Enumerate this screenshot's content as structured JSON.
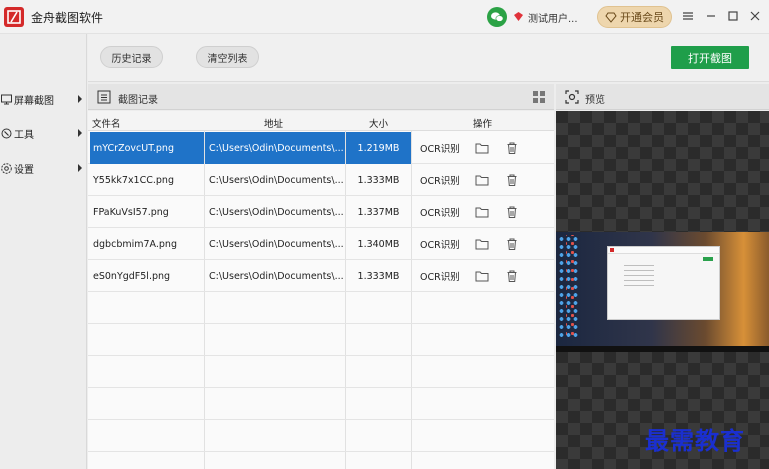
{
  "window": {
    "title": "金舟截图软件",
    "user_name": "测试用户...",
    "vip_label": "开通会员"
  },
  "sidebar": {
    "items": [
      {
        "label": "屏幕截图",
        "icon": "screen-capture-icon"
      },
      {
        "label": "工具",
        "icon": "tools-icon"
      },
      {
        "label": "设置",
        "icon": "gear-icon"
      }
    ]
  },
  "toolbar": {
    "history_label": "历史记录",
    "clear_label": "清空列表",
    "open_capture_label": "打开截图"
  },
  "records": {
    "title": "截图记录",
    "columns": [
      "文件名",
      "地址",
      "大小",
      "操作"
    ],
    "rows": [
      {
        "name": "mYCrZovcUT.png",
        "path": "C:\\Users\\Odin\\Documents\\...",
        "size": "1.219MB",
        "ocr": "OCR识别",
        "selected": true
      },
      {
        "name": "Y55kk7x1CC.png",
        "path": "C:\\Users\\Odin\\Documents\\...",
        "size": "1.333MB",
        "ocr": "OCR识别",
        "selected": false
      },
      {
        "name": "FPaKuVsI57.png",
        "path": "C:\\Users\\Odin\\Documents\\...",
        "size": "1.337MB",
        "ocr": "OCR识别",
        "selected": false
      },
      {
        "name": "dgbcbmim7A.png",
        "path": "C:\\Users\\Odin\\Documents\\...",
        "size": "1.340MB",
        "ocr": "OCR识别",
        "selected": false
      },
      {
        "name": "eS0nYgdF5l.png",
        "path": "C:\\Users\\Odin\\Documents\\...",
        "size": "1.333MB",
        "ocr": "OCR识别",
        "selected": false
      }
    ]
  },
  "preview": {
    "title": "预览"
  },
  "watermark": "最需教育",
  "colors": {
    "accent_green": "#1f9e4a",
    "selection_blue": "#1f73c8",
    "logo_red": "#d42a2a",
    "vip_gold": "#eed6ad",
    "watermark_blue": "#1a2fd0"
  }
}
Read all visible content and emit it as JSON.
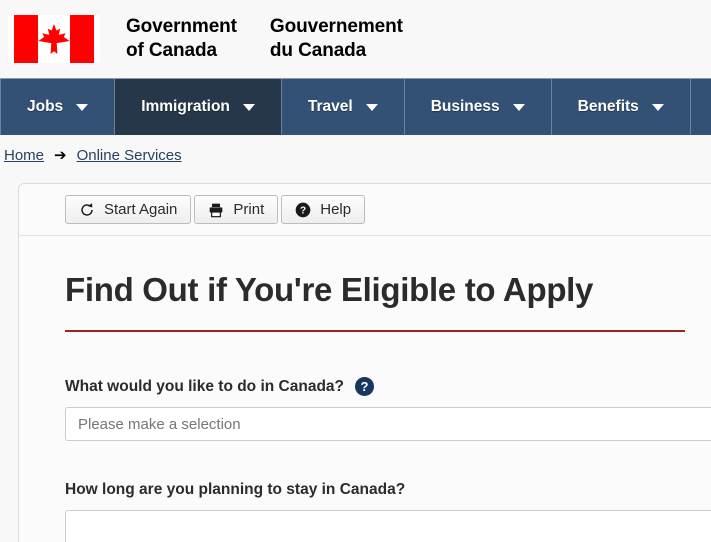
{
  "header": {
    "flag_icon": "canada-flag-icon",
    "wordmark_en": "Government\nof Canada",
    "wordmark_fr": "Gouvernement\ndu Canada"
  },
  "nav": {
    "items": [
      {
        "label": "Jobs",
        "icon": "chevron-down-icon",
        "active": false
      },
      {
        "label": "Immigration",
        "icon": "chevron-down-icon",
        "active": true
      },
      {
        "label": "Travel",
        "icon": "chevron-down-icon",
        "active": false
      },
      {
        "label": "Business",
        "icon": "chevron-down-icon",
        "active": false
      },
      {
        "label": "Benefits",
        "icon": "chevron-down-icon",
        "active": false
      }
    ],
    "background": "#335075",
    "active_background": "#26374a"
  },
  "breadcrumb": {
    "home": "Home",
    "separator": "➔",
    "current": "Online Services"
  },
  "toolbar": {
    "start_again": "Start Again",
    "print": "Print",
    "help": "Help"
  },
  "main": {
    "title": "Find Out if You're Eligible to Apply",
    "rule_color": "#9b2423",
    "fields": [
      {
        "label": "What would you like to do in Canada?",
        "help": "?",
        "value": "Please make a selection"
      },
      {
        "label": "How long are you planning to stay in Canada?",
        "value": ""
      }
    ]
  }
}
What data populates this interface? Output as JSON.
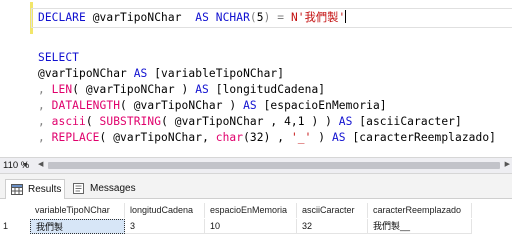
{
  "editor": {
    "line1": {
      "kw_declare": "DECLARE",
      "var": " @varTipoNChar  ",
      "kw_as": "AS",
      "kw_type": " NCHAR",
      "paren_open": "(",
      "num": "5",
      "paren_close": ")",
      "eq": " = ",
      "string": "N'我們製'"
    },
    "select_kw": "SELECT",
    "line_var": "@varTipoNChar",
    "line_var_as": " AS",
    "line_var_alias": " [variableTipoNChar]",
    "line_len": {
      "comma": ", ",
      "fn": "LEN",
      "mid": "( @varTipoNChar )",
      "as": " AS",
      "alias": " [longitudCadena]"
    },
    "line_datalength": {
      "comma": ", ",
      "fn": "DATALENGTH",
      "mid": "( @varTipoNChar )",
      "as": " AS",
      "alias": " [espacioEnMemoria]"
    },
    "line_ascii": {
      "comma": ", ",
      "fn1": "ascii",
      "p1": "( ",
      "fn2": "SUBSTRING",
      "mid": "( @varTipoNChar , 4,1 ) )",
      "as": " AS",
      "alias": " [asciiCaracter]"
    },
    "line_replace": {
      "comma": ", ",
      "fn": "REPLACE",
      "p1": "( @varTipoNChar, ",
      "fn2": "char",
      "p2": "(32) , ",
      "str": "'_'",
      "p3": " ) ",
      "as": "AS",
      "alias": " [caracterReemplazado]"
    }
  },
  "zoom": {
    "value": "110 %"
  },
  "tabs": {
    "results": "Results",
    "messages": "Messages"
  },
  "grid": {
    "columns": [
      "variableTipoNChar",
      "longitudCadena",
      "espacioEnMemoria",
      "asciiCaracter",
      "caracterReemplazado"
    ],
    "rows": [
      {
        "num": "1",
        "cells": [
          "我們製",
          "3",
          "10",
          "32",
          "我們製__"
        ]
      }
    ]
  },
  "colors": {
    "keyword": "#1010d0",
    "function": "#e0006c",
    "string": "#c41010",
    "selection": "#d7e6f7"
  }
}
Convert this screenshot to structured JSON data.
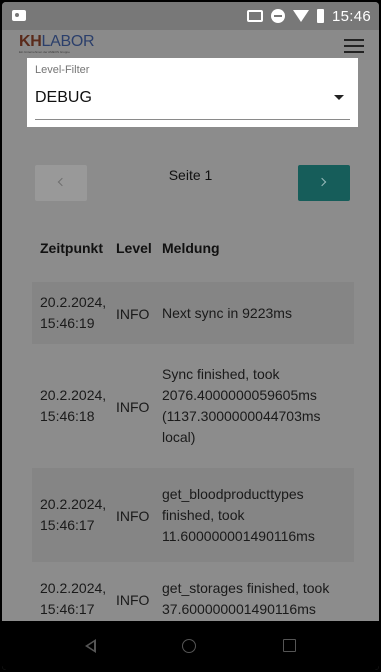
{
  "status_bar": {
    "time": "15:46"
  },
  "header": {
    "logo_kh": "KH",
    "logo_labor": "LABOR",
    "logo_sub": "Ein Unternehmen der AMEOS Gruppe"
  },
  "filter": {
    "label": "Level-Filter",
    "value": "DEBUG"
  },
  "pager": {
    "label": "Seite 1"
  },
  "table": {
    "headers": {
      "time": "Zeitpunkt",
      "level": "Level",
      "message": "Meldung"
    },
    "rows": [
      {
        "time": "20.2.2024, 15:46:19",
        "level": "INFO",
        "message": "Next sync in 9223ms"
      },
      {
        "time": "20.2.2024, 15:46:18",
        "level": "INFO",
        "message": "Sync finished, took 2076.4000000059605ms (1137.3000000044703ms local)"
      },
      {
        "time": "20.2.2024, 15:46:17",
        "level": "INFO",
        "message": "get_bloodproducttypes finished, took 11.600000001490116ms"
      },
      {
        "time": "20.2.2024, 15:46:17",
        "level": "INFO",
        "message": "get_storages finished, took 37.600000001490116ms"
      }
    ]
  }
}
· · ·
= Directions =
State only how many lines in the material include "value".

= Response to the task =
4